### To do:
Give only the number of lines below that contain the word "Shipment".
╭──
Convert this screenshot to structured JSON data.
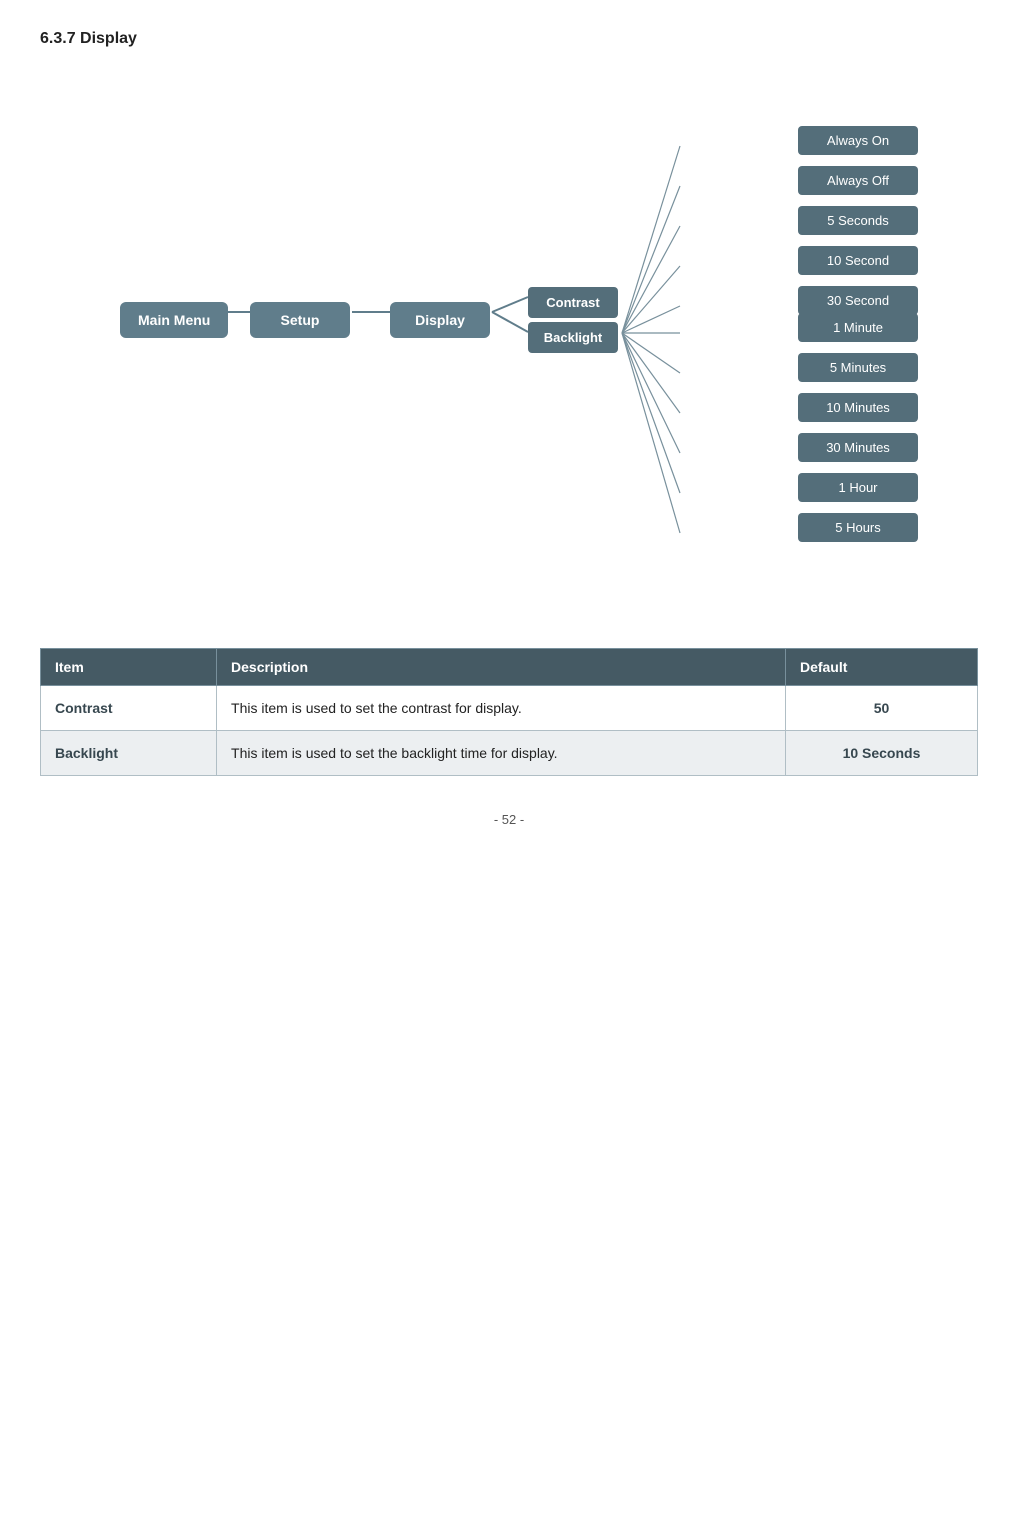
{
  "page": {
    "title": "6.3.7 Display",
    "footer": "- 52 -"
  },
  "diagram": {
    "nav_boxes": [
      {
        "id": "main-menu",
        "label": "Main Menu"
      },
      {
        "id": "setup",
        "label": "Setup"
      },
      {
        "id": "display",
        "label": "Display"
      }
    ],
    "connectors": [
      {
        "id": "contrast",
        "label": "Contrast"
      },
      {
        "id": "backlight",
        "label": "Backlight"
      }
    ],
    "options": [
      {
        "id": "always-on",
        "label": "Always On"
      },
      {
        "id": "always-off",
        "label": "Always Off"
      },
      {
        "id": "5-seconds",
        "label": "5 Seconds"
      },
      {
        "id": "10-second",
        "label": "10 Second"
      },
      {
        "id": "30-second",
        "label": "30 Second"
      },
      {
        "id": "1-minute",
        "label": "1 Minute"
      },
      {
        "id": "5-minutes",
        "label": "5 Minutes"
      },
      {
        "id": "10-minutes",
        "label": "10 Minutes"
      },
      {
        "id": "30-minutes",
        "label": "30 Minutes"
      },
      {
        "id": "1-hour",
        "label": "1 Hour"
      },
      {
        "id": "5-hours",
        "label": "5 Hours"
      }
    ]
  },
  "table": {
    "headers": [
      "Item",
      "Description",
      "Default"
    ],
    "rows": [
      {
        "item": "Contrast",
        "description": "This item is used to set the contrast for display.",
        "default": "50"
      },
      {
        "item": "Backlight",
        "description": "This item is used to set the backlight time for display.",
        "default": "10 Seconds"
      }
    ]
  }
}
╰──
╭──
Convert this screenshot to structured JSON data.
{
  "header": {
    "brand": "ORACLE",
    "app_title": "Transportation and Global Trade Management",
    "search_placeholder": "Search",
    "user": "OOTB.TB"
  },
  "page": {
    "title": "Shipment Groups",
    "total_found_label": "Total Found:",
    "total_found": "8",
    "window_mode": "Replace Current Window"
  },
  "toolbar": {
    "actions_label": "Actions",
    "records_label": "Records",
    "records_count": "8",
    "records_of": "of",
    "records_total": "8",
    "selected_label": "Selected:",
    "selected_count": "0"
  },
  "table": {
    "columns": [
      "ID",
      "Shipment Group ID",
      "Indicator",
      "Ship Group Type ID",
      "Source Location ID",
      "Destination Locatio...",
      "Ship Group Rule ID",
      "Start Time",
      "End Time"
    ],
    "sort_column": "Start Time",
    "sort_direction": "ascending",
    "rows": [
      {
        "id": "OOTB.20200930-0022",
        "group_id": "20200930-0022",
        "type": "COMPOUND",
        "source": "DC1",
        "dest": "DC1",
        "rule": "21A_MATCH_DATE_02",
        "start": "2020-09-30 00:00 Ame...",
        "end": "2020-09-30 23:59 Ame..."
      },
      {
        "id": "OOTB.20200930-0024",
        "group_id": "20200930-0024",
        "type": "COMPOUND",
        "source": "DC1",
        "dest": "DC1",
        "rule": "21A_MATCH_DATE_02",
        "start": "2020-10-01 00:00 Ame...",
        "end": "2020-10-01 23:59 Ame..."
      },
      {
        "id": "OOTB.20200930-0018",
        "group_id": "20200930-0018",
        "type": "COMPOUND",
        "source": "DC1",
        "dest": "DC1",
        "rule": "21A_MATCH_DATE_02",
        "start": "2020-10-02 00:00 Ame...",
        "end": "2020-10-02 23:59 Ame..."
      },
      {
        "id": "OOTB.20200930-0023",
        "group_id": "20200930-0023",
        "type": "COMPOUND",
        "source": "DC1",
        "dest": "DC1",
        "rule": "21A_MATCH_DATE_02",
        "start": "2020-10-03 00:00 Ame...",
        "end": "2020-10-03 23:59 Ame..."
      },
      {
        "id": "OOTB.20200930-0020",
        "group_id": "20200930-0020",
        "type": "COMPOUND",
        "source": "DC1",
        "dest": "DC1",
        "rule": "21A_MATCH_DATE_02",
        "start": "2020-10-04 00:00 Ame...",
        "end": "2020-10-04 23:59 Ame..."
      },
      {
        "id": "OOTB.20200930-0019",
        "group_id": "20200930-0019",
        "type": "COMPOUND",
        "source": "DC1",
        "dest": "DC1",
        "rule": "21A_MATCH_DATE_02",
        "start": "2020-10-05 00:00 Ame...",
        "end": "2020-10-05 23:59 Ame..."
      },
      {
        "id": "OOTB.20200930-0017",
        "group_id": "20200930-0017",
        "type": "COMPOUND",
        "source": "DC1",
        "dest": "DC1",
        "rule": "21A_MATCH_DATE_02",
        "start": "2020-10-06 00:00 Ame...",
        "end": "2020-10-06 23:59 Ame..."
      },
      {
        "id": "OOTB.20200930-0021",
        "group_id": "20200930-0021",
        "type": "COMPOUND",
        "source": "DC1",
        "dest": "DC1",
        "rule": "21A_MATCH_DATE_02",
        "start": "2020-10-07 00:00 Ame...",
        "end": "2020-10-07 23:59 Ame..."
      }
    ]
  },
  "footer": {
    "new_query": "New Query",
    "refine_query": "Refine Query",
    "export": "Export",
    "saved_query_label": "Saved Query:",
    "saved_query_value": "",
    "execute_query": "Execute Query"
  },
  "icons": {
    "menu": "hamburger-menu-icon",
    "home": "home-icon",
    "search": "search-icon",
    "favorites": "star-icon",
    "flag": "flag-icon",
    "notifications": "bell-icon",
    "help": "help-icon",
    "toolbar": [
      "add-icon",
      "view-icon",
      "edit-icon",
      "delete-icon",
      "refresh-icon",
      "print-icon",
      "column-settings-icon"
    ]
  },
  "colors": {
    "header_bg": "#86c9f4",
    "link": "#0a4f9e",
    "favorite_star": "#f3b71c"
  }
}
╰──
### Response to the exercise:
2